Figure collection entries
:::
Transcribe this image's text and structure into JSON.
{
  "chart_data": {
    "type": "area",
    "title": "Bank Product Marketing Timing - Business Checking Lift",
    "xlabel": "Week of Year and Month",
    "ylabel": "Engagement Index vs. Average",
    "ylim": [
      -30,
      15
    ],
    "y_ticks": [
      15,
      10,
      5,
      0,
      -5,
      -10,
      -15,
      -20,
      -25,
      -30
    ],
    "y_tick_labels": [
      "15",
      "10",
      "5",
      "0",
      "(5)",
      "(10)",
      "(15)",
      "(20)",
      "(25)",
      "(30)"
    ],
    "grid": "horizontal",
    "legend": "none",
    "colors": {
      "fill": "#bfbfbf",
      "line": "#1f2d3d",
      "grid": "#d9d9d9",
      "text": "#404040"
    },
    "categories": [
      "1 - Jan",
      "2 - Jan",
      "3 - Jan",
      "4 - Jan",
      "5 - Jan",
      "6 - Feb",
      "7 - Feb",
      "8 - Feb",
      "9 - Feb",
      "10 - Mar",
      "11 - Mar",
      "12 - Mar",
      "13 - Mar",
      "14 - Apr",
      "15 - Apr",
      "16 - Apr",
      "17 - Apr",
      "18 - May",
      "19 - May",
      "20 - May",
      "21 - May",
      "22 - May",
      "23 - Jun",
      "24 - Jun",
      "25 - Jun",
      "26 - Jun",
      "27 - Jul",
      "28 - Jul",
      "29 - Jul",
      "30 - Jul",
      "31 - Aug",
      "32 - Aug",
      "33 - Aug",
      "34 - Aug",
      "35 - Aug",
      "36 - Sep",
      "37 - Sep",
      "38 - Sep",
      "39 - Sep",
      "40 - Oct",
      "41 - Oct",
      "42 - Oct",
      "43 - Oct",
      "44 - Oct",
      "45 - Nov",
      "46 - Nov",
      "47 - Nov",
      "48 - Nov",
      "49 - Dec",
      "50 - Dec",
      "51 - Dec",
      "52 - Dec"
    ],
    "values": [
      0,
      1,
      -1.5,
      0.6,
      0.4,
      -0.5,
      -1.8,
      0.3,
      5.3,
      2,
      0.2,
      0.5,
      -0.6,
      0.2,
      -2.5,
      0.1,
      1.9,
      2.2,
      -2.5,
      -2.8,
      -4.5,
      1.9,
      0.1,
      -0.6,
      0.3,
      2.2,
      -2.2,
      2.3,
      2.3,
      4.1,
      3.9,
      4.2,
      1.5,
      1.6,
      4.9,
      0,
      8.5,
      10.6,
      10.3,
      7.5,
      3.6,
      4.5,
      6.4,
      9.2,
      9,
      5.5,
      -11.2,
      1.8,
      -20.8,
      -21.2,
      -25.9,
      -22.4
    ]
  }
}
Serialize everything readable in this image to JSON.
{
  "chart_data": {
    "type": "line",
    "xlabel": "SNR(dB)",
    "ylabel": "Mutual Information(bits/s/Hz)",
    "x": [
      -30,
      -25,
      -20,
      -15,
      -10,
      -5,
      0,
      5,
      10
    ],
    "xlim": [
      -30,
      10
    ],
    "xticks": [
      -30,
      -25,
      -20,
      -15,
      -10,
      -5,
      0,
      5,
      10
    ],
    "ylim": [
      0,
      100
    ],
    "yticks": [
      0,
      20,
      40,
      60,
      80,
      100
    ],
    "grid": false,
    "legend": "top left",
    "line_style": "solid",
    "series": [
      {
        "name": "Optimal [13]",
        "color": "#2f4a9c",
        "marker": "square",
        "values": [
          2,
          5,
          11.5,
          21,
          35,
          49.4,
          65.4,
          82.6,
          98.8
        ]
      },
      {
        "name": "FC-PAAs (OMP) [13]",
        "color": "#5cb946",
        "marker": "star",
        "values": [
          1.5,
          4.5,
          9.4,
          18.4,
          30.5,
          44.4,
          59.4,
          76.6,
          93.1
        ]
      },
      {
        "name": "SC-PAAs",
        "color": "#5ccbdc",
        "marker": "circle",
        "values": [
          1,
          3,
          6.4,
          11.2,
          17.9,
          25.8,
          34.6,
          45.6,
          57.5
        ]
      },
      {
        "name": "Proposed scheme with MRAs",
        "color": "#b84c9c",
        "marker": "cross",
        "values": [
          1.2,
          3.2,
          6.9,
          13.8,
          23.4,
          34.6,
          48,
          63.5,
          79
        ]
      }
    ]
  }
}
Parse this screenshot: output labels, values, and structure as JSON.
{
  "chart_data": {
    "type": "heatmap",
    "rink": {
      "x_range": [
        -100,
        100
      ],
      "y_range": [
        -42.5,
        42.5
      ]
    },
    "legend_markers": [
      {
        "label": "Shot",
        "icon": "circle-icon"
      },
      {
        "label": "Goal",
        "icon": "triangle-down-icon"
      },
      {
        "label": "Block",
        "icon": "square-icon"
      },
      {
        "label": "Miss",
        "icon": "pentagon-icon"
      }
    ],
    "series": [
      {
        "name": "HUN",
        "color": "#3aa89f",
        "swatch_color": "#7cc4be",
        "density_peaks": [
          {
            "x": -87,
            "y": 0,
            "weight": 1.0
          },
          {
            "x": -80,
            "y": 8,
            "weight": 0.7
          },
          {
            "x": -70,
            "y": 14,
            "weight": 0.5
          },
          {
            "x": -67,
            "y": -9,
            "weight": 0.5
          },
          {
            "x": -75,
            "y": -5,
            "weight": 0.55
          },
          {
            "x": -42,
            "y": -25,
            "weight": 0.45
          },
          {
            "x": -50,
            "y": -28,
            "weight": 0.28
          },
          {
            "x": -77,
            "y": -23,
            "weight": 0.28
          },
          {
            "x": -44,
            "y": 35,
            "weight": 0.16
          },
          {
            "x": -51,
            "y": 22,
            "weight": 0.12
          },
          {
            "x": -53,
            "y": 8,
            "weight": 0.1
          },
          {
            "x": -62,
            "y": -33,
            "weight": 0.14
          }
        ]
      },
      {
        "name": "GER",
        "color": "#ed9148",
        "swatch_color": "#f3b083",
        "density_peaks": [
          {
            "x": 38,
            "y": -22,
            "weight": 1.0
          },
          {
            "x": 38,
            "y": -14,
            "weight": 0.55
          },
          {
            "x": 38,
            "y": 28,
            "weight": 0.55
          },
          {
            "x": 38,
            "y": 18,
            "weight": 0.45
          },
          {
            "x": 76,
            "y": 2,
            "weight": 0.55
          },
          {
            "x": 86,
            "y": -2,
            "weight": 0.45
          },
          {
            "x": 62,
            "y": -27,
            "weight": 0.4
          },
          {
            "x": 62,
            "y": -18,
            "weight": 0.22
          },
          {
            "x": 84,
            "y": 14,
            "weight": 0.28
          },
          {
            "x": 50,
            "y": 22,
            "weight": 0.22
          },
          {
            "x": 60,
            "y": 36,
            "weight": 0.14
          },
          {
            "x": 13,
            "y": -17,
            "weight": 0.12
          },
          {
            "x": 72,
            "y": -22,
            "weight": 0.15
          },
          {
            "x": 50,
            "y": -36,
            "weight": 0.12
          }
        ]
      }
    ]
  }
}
:::
◆ WHAT YOU SHOULD DO ◆
Scan the material above. Copy each line that holds the word "image".

◆ SOLUTION TO THIS PROBLEM ◆
Transcribe this image's text and structure into JSON.
Serialize everything readable in this image to JSON.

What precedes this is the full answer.